=== Given records ===

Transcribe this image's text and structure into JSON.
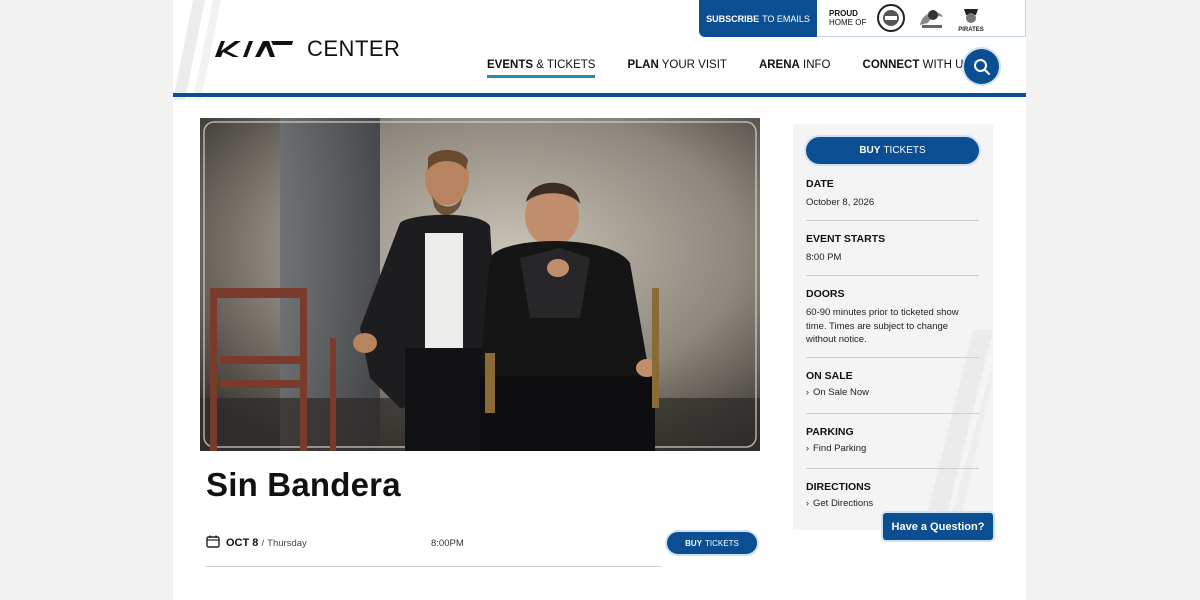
{
  "brand": {
    "logo_text": "KIA",
    "logo_suffix": "CENTER"
  },
  "topbar": {
    "subscribe_bold": "SUBSCRIBE",
    "subscribe_rest": "TO EMAILS",
    "proud_bold": "PROUD",
    "proud_rest": "HOME OF",
    "team_logos": [
      "team-logo-1",
      "team-logo-2",
      "pirates-logo"
    ],
    "pirates_label": "PIRATES"
  },
  "nav": [
    {
      "bold": "EVENTS",
      "rest": "& TICKETS",
      "active": true
    },
    {
      "bold": "PLAN",
      "rest": "YOUR VISIT",
      "active": false
    },
    {
      "bold": "ARENA",
      "rest": "INFO",
      "active": false
    },
    {
      "bold": "CONNECT",
      "rest": "WITH US",
      "active": false
    }
  ],
  "search": {
    "icon": "search-icon"
  },
  "event": {
    "title": "Sin Bandera",
    "date_short": "OCT 8",
    "separator": "/",
    "day": "Thursday",
    "time": "8:00PM",
    "buy_bold": "BUY",
    "buy_rest": "TICKETS"
  },
  "sidebar": {
    "buy_bold": "BUY",
    "buy_rest": "TICKETS",
    "date_label": "DATE",
    "date_value": "October 8, 2026",
    "starts_label": "EVENT STARTS",
    "starts_value": "8:00 PM",
    "doors_label": "DOORS",
    "doors_value": "60-90 minutes prior to ticketed show time. Times are subject to change without notice.",
    "onsale_label": "ON SALE",
    "onsale_link": "On Sale Now",
    "parking_label": "PARKING",
    "parking_link": "Find Parking",
    "directions_label": "DIRECTIONS",
    "directions_link": "Get Directions"
  },
  "help": {
    "question_label": "Have a Question?"
  },
  "colors": {
    "primary": "#0b4f92",
    "accent": "#1a8fb8"
  }
}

===

- Challenge -
Set the data above down again exactly as given, with no pictures.

- Solution to this exercise -
Transcribe this image's text and structure into JSON.
{
  "brand": {
    "logo_text": "KIA",
    "logo_suffix": "CENTER"
  },
  "topbar": {
    "subscribe_bold": "SUBSCRIBE",
    "subscribe_rest": "TO EMAILS",
    "proud_bold": "PROUD",
    "proud_rest": "HOME OF",
    "team_logos": [
      "team-logo-1",
      "team-logo-2",
      "pirates-logo"
    ],
    "pirates_label": "PIRATES"
  },
  "nav": [
    {
      "bold": "EVENTS",
      "rest": "& TICKETS",
      "active": true
    },
    {
      "bold": "PLAN",
      "rest": "YOUR VISIT",
      "active": false
    },
    {
      "bold": "ARENA",
      "rest": "INFO",
      "active": false
    },
    {
      "bold": "CONNECT",
      "rest": "WITH US",
      "active": false
    }
  ],
  "search": {
    "icon": "search-icon"
  },
  "event": {
    "title": "Sin Bandera",
    "date_short": "OCT 8",
    "separator": "/",
    "day": "Thursday",
    "time": "8:00PM",
    "buy_bold": "BUY",
    "buy_rest": "TICKETS"
  },
  "sidebar": {
    "buy_bold": "BUY",
    "buy_rest": "TICKETS",
    "date_label": "DATE",
    "date_value": "October 8, 2026",
    "starts_label": "EVENT STARTS",
    "starts_value": "8:00 PM",
    "doors_label": "DOORS",
    "doors_value": "60-90 minutes prior to ticketed show time. Times are subject to change without notice.",
    "onsale_label": "ON SALE",
    "onsale_link": "On Sale Now",
    "parking_label": "PARKING",
    "parking_link": "Find Parking",
    "directions_label": "DIRECTIONS",
    "directions_link": "Get Directions"
  },
  "help": {
    "question_label": "Have a Question?"
  },
  "colors": {
    "primary": "#0b4f92",
    "accent": "#1a8fb8"
  }
}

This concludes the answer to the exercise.